=== DATASET EXTRACT ===
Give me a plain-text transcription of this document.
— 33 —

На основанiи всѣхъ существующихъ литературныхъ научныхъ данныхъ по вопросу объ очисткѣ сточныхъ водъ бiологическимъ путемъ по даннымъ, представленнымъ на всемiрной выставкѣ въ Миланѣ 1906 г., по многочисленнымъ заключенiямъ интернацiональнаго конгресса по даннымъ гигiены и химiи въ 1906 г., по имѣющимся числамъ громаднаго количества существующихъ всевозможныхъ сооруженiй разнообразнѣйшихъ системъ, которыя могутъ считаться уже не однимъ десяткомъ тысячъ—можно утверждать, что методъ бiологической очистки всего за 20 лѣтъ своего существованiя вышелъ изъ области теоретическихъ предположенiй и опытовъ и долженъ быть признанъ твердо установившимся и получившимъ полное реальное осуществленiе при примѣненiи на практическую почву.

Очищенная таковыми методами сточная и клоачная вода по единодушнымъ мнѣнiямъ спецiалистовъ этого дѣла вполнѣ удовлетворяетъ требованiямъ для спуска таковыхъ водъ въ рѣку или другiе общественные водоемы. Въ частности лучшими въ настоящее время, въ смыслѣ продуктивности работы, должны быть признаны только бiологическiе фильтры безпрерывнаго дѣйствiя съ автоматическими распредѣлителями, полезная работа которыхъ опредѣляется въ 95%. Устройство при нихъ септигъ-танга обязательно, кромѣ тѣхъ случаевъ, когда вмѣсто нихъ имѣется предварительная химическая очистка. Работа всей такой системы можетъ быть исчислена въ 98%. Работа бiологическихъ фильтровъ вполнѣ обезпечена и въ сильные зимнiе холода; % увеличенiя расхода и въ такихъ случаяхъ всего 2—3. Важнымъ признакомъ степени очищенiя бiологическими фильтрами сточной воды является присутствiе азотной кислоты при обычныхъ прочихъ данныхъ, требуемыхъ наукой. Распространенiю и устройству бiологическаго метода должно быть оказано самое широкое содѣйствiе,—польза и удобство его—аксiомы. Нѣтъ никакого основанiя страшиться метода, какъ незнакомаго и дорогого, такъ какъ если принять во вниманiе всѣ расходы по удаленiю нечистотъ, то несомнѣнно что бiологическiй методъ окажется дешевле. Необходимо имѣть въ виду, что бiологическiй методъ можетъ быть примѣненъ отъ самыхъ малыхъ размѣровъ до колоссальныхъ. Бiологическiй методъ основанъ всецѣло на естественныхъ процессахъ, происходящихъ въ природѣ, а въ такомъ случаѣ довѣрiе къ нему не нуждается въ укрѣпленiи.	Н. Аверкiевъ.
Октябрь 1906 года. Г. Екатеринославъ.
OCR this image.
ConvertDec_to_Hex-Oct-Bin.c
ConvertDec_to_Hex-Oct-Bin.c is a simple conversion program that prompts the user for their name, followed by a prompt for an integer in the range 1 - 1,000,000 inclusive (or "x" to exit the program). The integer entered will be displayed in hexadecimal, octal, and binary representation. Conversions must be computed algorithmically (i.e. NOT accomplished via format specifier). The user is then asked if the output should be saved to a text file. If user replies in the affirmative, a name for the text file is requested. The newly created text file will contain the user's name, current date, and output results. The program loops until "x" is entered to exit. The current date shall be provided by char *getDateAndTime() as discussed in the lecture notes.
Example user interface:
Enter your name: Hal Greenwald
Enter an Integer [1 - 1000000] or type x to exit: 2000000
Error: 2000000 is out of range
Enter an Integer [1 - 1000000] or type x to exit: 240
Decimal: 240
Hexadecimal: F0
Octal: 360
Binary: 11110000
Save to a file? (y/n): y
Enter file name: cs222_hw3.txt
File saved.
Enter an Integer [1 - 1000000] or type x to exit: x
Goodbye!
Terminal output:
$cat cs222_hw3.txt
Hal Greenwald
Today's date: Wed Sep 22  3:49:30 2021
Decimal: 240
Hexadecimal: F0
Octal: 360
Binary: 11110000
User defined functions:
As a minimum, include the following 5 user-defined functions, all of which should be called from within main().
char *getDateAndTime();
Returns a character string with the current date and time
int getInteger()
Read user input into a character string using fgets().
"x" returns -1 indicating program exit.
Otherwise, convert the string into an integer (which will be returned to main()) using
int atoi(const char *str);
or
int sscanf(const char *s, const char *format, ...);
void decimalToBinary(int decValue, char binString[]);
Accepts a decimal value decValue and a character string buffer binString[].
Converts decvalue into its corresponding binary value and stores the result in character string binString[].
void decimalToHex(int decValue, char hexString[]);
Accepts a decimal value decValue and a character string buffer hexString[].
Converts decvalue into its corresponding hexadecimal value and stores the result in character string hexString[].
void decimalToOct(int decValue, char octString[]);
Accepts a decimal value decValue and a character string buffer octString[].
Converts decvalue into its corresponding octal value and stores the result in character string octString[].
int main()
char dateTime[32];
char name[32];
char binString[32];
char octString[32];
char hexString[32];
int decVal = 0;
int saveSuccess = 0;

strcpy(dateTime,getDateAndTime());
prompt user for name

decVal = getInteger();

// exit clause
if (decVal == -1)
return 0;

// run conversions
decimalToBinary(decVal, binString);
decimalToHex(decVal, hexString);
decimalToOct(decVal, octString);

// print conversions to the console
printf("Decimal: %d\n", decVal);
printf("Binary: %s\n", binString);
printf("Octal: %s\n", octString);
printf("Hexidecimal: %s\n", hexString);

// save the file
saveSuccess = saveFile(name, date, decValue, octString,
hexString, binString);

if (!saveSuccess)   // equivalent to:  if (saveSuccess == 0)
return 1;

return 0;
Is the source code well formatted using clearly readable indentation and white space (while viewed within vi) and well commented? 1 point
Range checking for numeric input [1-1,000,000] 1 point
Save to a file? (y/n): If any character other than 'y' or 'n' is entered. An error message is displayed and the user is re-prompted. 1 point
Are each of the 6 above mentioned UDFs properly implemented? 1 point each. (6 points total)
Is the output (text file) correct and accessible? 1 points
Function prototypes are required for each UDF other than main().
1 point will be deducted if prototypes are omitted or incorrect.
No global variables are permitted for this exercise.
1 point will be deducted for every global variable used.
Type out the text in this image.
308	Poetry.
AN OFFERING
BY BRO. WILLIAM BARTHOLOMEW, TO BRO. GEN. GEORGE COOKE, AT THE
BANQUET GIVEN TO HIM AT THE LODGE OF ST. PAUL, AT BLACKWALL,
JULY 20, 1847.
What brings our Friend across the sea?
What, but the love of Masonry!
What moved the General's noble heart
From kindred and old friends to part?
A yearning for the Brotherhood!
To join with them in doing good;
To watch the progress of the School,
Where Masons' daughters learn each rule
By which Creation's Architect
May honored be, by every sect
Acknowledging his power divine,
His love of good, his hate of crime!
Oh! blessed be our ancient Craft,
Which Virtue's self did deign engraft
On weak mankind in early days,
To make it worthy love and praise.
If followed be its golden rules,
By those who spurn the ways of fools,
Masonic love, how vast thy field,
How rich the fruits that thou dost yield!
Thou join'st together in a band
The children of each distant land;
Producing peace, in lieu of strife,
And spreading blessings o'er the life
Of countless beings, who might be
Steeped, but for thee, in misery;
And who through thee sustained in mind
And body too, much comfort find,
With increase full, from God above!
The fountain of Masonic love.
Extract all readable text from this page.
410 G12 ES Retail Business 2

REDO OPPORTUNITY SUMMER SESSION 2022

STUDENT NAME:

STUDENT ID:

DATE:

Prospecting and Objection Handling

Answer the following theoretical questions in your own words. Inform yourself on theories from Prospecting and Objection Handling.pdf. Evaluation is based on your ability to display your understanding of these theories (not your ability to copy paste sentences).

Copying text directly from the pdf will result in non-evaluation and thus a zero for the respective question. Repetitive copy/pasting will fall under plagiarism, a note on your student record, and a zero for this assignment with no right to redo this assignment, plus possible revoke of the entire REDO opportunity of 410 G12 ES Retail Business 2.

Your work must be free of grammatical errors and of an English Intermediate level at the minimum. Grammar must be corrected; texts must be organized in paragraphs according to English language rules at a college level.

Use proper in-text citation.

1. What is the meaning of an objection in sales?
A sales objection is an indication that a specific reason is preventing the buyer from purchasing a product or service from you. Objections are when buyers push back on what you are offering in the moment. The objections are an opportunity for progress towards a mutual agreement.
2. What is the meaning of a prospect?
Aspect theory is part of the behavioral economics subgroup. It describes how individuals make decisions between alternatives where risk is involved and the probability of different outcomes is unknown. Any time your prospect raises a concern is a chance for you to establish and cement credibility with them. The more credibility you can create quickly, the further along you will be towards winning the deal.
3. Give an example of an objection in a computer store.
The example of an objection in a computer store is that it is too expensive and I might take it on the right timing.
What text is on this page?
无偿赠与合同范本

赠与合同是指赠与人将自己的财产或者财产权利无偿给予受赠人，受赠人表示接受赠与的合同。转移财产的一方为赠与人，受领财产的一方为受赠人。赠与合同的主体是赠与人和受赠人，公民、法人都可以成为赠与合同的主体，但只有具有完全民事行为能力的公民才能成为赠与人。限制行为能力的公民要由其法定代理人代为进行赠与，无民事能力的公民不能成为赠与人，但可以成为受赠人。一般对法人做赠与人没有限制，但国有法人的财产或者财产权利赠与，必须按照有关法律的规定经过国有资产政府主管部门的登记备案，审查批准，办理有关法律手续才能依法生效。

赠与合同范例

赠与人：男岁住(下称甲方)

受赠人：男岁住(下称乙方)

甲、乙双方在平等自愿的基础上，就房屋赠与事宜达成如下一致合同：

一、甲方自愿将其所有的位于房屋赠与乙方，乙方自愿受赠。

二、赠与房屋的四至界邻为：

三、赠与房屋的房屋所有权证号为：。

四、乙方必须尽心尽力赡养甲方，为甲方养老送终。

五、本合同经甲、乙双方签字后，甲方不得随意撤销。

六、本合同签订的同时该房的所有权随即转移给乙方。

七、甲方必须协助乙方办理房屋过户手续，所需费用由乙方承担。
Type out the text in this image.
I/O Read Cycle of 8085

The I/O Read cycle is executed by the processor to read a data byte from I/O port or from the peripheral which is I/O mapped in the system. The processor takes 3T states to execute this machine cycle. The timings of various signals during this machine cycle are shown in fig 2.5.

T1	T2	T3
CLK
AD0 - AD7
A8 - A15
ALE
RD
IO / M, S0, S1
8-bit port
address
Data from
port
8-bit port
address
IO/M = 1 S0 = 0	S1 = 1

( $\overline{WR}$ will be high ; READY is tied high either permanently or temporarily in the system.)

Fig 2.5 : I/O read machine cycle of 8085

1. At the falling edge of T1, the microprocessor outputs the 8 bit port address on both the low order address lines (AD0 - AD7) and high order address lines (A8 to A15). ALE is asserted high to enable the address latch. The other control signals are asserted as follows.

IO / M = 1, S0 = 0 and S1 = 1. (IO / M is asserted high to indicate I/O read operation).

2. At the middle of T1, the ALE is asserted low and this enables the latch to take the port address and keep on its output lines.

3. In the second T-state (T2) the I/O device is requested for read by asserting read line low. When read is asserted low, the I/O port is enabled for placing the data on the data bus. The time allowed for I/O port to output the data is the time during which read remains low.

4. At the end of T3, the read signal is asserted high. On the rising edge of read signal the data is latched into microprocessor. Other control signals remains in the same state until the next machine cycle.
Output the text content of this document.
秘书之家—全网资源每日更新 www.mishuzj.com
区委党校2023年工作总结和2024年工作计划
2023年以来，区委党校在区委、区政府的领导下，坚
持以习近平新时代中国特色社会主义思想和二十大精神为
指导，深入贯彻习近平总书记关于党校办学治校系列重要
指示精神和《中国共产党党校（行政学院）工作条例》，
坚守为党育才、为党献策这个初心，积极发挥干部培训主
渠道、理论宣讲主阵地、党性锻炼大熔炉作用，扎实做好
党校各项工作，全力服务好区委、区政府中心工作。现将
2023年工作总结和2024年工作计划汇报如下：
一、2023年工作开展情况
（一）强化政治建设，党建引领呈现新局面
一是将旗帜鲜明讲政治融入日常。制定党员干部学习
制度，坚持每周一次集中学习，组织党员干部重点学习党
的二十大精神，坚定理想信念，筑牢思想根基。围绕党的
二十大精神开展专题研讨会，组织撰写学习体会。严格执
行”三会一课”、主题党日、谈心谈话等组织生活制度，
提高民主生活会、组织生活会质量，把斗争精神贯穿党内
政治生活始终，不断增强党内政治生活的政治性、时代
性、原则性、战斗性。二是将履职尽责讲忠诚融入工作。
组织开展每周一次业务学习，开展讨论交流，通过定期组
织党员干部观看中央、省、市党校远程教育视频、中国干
===
» INSTRUCTIONS TO FOLLOW:
Copy each line from the data above that includes "octString".

» OUTPUT FOR THIS EXERCISE:
void decimalToOct(int decValue, char octString[]);
Accepts a decimal value decValue and a character string buffer octString[].
Converts decvalue into its corresponding octal value and stores the result in character string octString[].
char octString[32];
decimalToOct(decVal, octString);
printf("Octal: %s\n", octString);
saveSuccess = saveFile(name, date, decValue, octString,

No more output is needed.